Rows from a dataset
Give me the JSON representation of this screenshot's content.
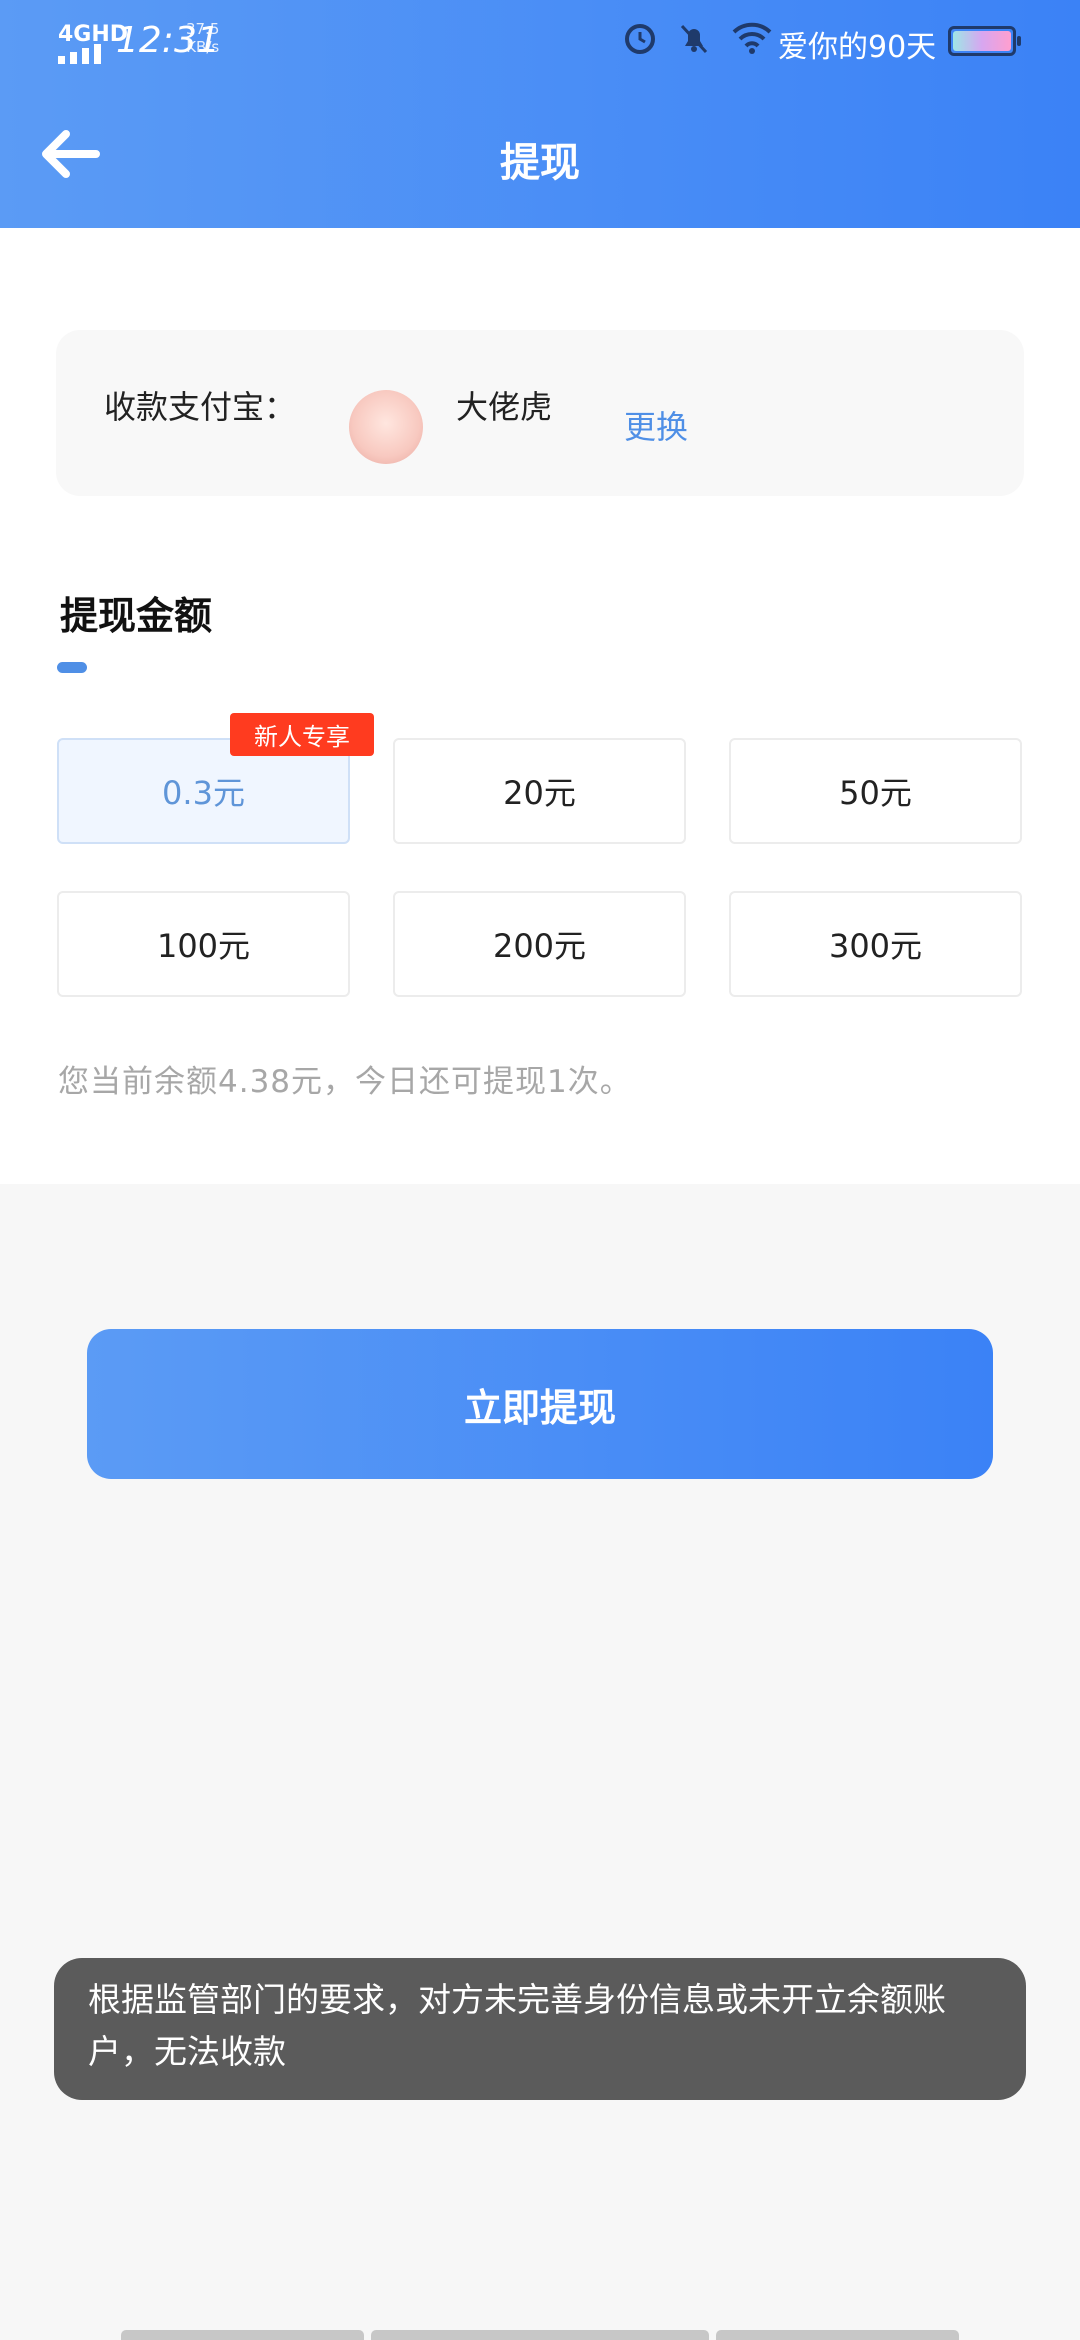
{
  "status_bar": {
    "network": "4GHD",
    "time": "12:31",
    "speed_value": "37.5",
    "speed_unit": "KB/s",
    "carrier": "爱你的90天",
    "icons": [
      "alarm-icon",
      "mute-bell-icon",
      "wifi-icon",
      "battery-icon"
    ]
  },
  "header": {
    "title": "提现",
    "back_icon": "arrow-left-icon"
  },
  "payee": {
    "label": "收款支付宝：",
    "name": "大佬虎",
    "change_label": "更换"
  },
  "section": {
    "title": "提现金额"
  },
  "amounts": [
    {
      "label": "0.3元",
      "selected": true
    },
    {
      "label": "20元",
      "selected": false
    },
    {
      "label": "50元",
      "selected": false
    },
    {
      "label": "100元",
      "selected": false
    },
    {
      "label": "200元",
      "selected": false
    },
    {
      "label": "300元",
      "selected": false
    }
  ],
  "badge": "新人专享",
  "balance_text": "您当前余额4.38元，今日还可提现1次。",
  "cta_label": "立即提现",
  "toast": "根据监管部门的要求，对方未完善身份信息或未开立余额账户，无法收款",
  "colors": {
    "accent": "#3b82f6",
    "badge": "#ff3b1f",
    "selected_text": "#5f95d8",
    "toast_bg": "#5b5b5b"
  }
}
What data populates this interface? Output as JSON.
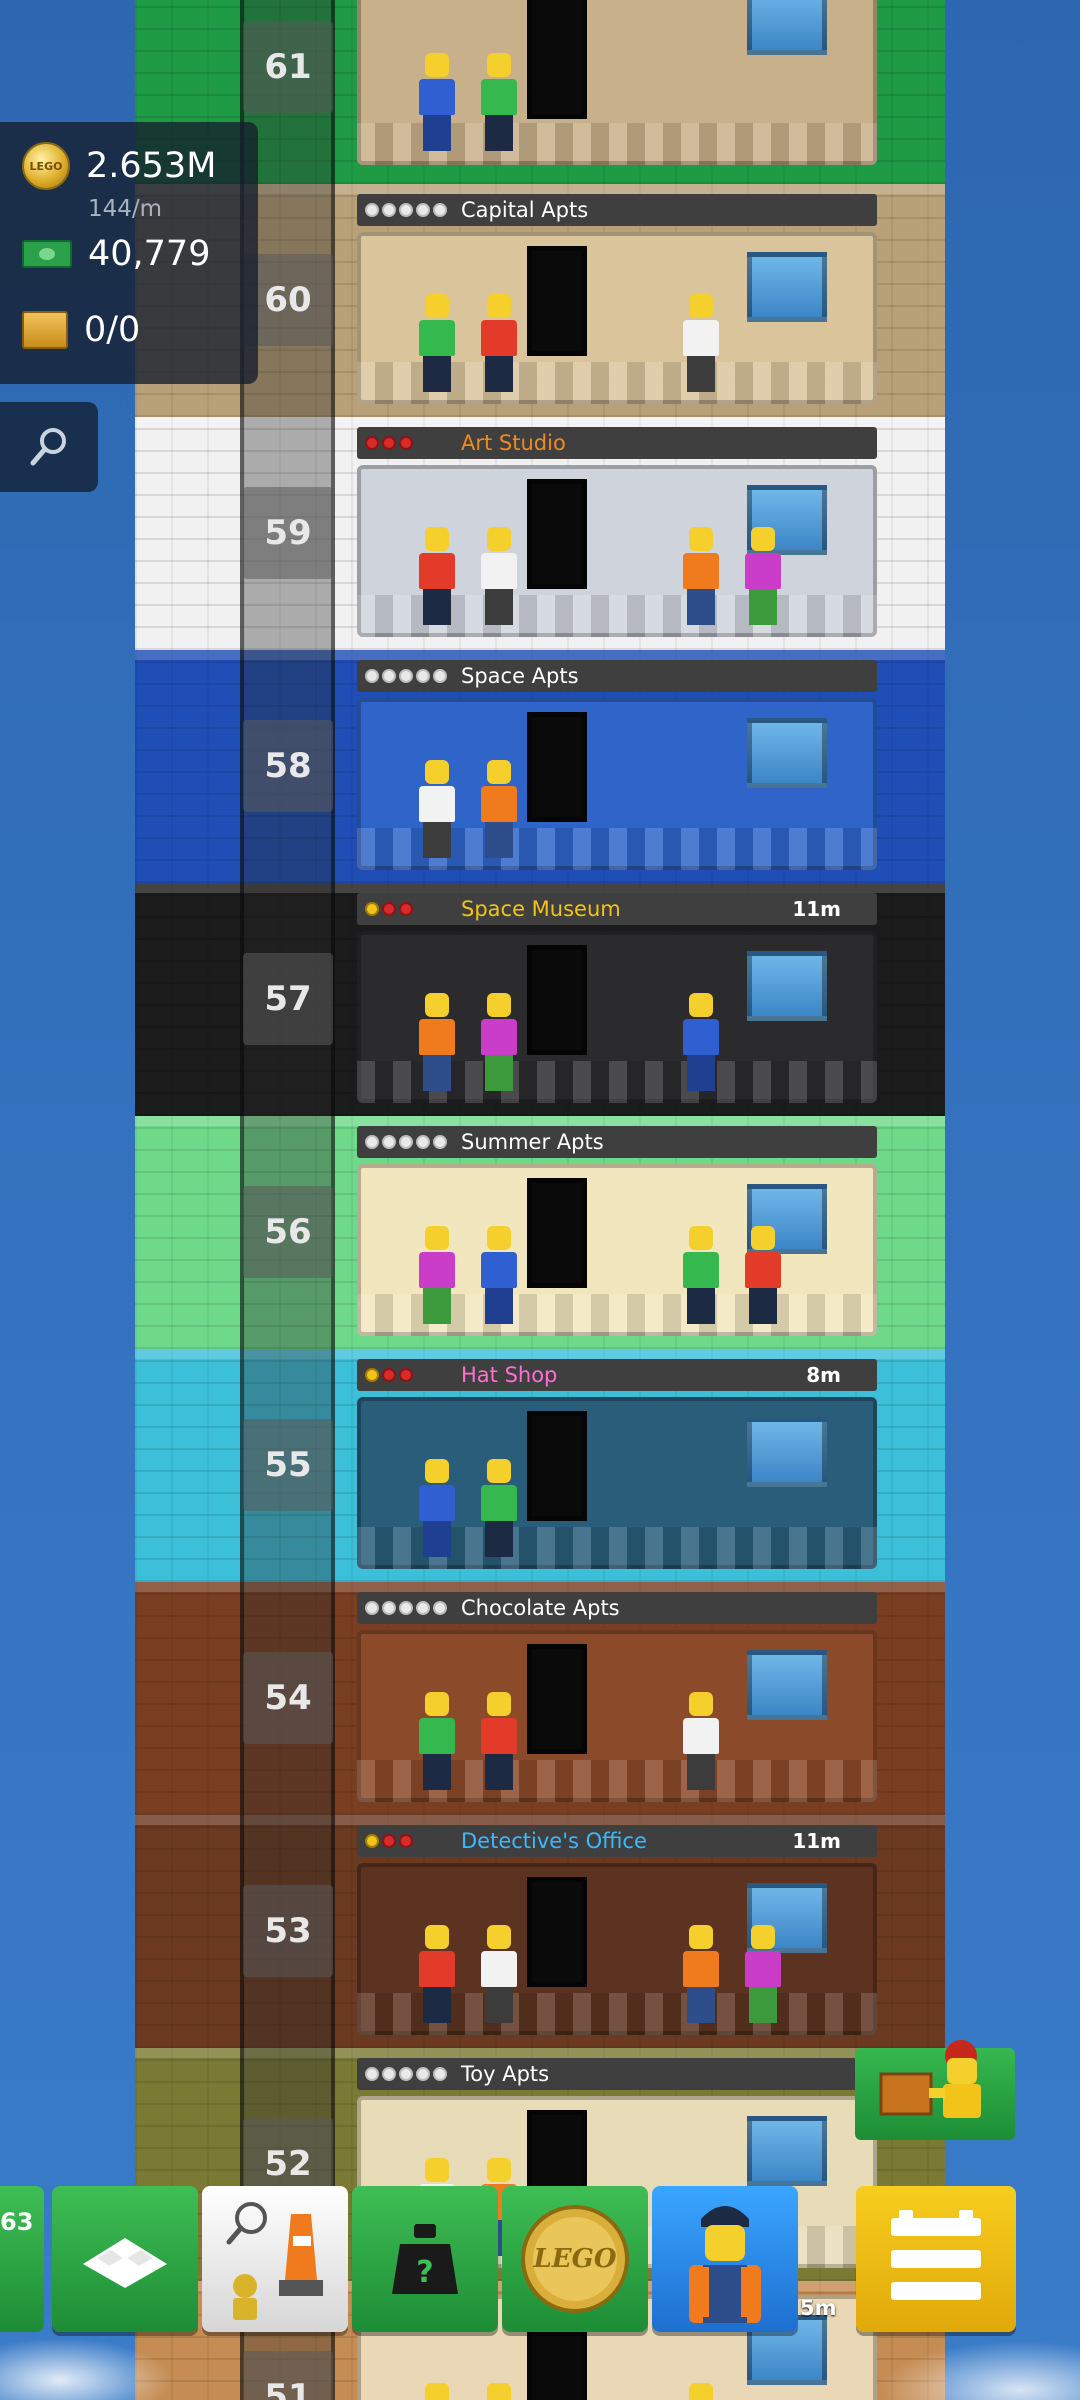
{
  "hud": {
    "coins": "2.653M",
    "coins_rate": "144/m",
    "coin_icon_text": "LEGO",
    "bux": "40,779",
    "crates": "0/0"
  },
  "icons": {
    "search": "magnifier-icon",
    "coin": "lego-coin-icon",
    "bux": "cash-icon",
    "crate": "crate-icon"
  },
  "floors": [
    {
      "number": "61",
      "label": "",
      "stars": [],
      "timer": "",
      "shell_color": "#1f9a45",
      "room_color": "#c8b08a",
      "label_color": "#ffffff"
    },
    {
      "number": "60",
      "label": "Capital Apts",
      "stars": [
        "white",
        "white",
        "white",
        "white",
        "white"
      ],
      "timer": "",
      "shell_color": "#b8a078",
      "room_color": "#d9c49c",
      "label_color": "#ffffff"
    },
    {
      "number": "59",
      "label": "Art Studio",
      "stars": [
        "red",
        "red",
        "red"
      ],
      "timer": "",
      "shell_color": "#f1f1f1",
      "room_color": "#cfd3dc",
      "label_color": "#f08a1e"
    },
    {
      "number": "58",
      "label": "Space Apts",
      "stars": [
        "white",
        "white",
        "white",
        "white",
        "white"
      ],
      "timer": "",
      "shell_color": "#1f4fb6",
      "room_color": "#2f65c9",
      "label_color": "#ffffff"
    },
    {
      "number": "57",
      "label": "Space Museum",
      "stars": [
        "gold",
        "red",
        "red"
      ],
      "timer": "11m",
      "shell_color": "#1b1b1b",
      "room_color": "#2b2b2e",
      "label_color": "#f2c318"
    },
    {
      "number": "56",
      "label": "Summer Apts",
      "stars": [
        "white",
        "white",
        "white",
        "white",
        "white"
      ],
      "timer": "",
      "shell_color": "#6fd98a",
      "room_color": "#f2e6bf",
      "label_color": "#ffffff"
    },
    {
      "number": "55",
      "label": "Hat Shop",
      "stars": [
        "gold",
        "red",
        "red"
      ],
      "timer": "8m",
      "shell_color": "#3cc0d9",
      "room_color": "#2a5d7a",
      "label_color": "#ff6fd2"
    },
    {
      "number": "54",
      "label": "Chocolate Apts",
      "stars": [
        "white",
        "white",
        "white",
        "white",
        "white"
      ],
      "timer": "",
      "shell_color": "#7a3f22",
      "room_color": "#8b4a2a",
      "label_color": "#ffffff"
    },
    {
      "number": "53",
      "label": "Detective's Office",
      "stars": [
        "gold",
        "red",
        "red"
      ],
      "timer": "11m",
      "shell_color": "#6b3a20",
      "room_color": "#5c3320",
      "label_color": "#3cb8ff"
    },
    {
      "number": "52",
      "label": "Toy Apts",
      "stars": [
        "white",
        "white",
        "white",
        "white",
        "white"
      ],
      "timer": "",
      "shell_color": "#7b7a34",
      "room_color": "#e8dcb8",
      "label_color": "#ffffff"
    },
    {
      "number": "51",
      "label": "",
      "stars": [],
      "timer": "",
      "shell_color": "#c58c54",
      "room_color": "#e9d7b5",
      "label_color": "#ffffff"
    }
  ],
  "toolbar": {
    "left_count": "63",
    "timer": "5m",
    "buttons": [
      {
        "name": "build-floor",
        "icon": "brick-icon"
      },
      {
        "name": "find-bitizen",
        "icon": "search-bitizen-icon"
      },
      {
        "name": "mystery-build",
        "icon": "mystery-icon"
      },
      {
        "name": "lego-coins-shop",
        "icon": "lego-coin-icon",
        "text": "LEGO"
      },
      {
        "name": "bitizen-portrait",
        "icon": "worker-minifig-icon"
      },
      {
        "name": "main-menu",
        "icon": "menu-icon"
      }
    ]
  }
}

> **Request**
Within the data above, pick out all lines holding the word "Apts".

> **Answer**
      "label": "Capital Apts",
      "label": "Space Apts",
      "label": "Summer Apts",
      "label": "Chocolate Apts",
      "label": "Toy Apts",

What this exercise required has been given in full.